• **READING PASSAGE**
◇ ◇ ◇ ◇
I had the opportunity to attend the World Business Forum in NY City on September 24th and 25th. This forum is held in the fabulous Radio City Music Hall and is attended by about 4000 people from around the world. This year, notables such as Bill George, Michael Porter, Colin Powell, Madeline Albright, Rudy Giuliani, Jim Collins, Jack Welch, Marcus Buckingham and Tony Blair presented at the forum. It was fantastic.
Bill George – author of True North
Bill George is a Professor of Management Practice at Harvard Business School and the former Chairman and Chief Executive Officer of Medtronic.
Characteristics of authentic leaders
• Self awareness – they need to accept feedback and be able to reflect on these as well as their experiences
• Practice values under pressure
• Build on your strengths
• Leadership is lonely – build a support system, a group that you can be open with
• Lead an integrated life – be the same person at work and at home
• Know the purpose of your leadership – follow your compass, not your clout
Micheal Porter – Harvard Business School professor
Five tests for a good strategy
• Must have a unique value proposition compared to the competition
• Must contain a different tailored value chain
• Contains clear tradeoff indicting what not to do
• Consists of activities that fit together and reinforce each other
• Has continuity allowing continued improvement during realization
It typically takes about 3 years for a strategy to kick in, therefore a strategy must stay in place for some time – it can not be changed frequently.
A novel and unique value proposition will expand the market. This value proposition must address these questions:
• What customer?
• Which needs?
• What relative price?
There is a growing social dimension in value propositions.
How to approach your strategy in troubled, stressful times:
• Stay focused on your strategy
• Don’t overreact
• Look for opportunities to restructure to optimize your organization
Jim Collins – author of Good to Great
Greatness is not a function of circumstances.
What makes companies great? Consistent, disciplined performance. But, be cautious, the moment you think you are great, you won’t be!
Packard’s Law: If your growth rate in revenues consistently outpaces your growth rate in people, you simply will not – indeed cannot – build a great company.
Most “overnight successes” are typically a 20 years process.
◇ ◇ ◇ ◇
• **MATERIAL**
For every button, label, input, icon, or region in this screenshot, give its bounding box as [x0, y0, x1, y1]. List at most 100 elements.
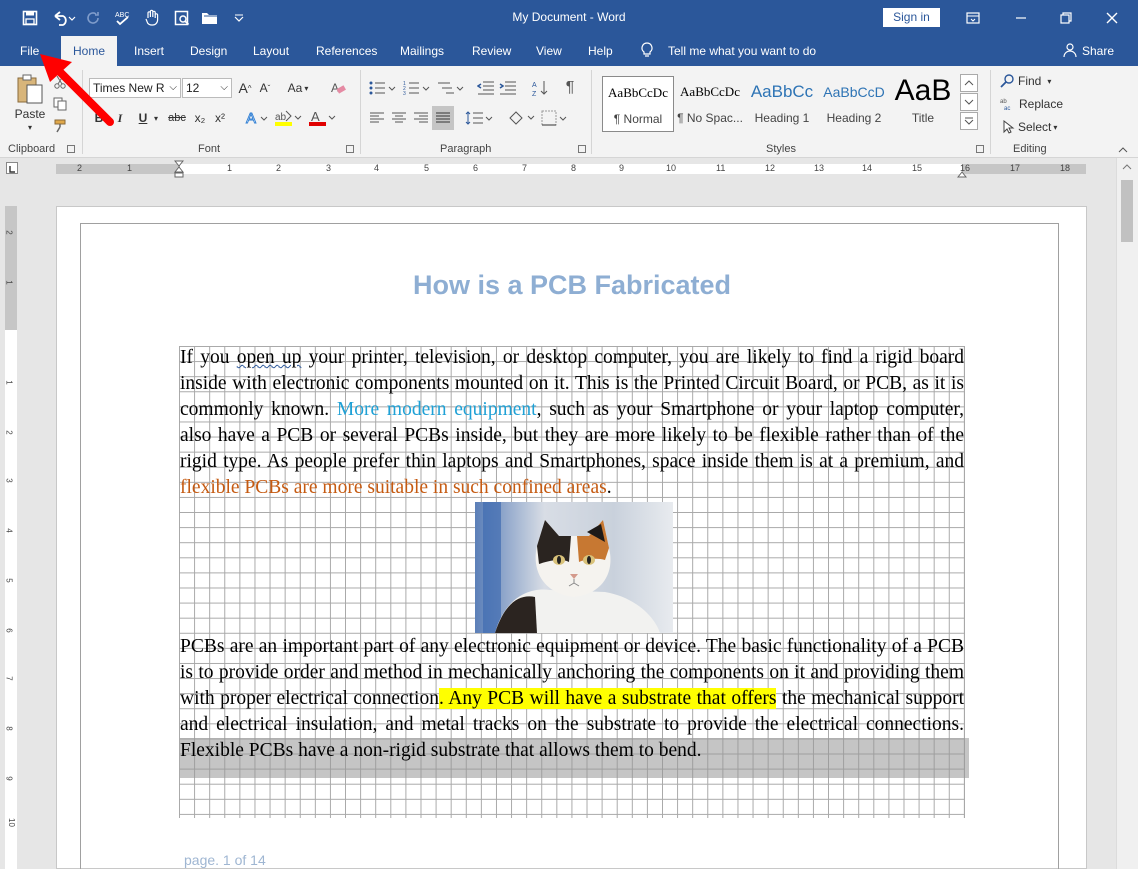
◇ ◇ ◇ ◇
• **REQUIRED TASKS**
A. According to the World Business Forum notes, about how long does it typically take for a strategy to kick in?
B. Carry the World Business Forum notes forward from their last sentence.

• **ANSWERS TO THE TASKS**
A. About 3 years.

B.
Initial step in good to great -- determine who will be on the team. Key team attributes:
• Strong team members can prepare for what they can’t predict
• The leader needs to understand the percent of team that consists of the right people – this needs to be monitored at all times
• The right people are self-motivated
• The moment the leader feels that they have to manage a team member, it is clear that this member is in the wrong role
Great leaders do not need to be charismatic.
Great companies have 5 levels of leaders:
1. Highly capable individual – makes productive contributions through talent, knowledge, skills, and good work habits
2. Contributing team member – contributes individual capabilities to the achievement of group objectives and works effectively with others in a group
3. Competent manager – organizes people and resources toward the effective and efficient pursuit of predetermined objectives
4. Effective leader – catalyzes commitment to and vigorous pursuit of a clear and compelling vision, stimulating higher performance standards
5. Executive – builds enduring greatness through a paradoxical blend of personal humility and professional will
Humility + Will = Level 5. These leaders channel their ego needs away from themselves and into the larget goal of building a great company.
For a company to be great, they must manage risk effectivity and have Big Hairy Audacious Goals (BHAGs).
Stockdale Paradox: You must maintain unwavering faith that you can and will prevail in the end, regardless of the difficulties, AND at the same time have the discipline to confront brutal facts of your current reality, whatever they might be.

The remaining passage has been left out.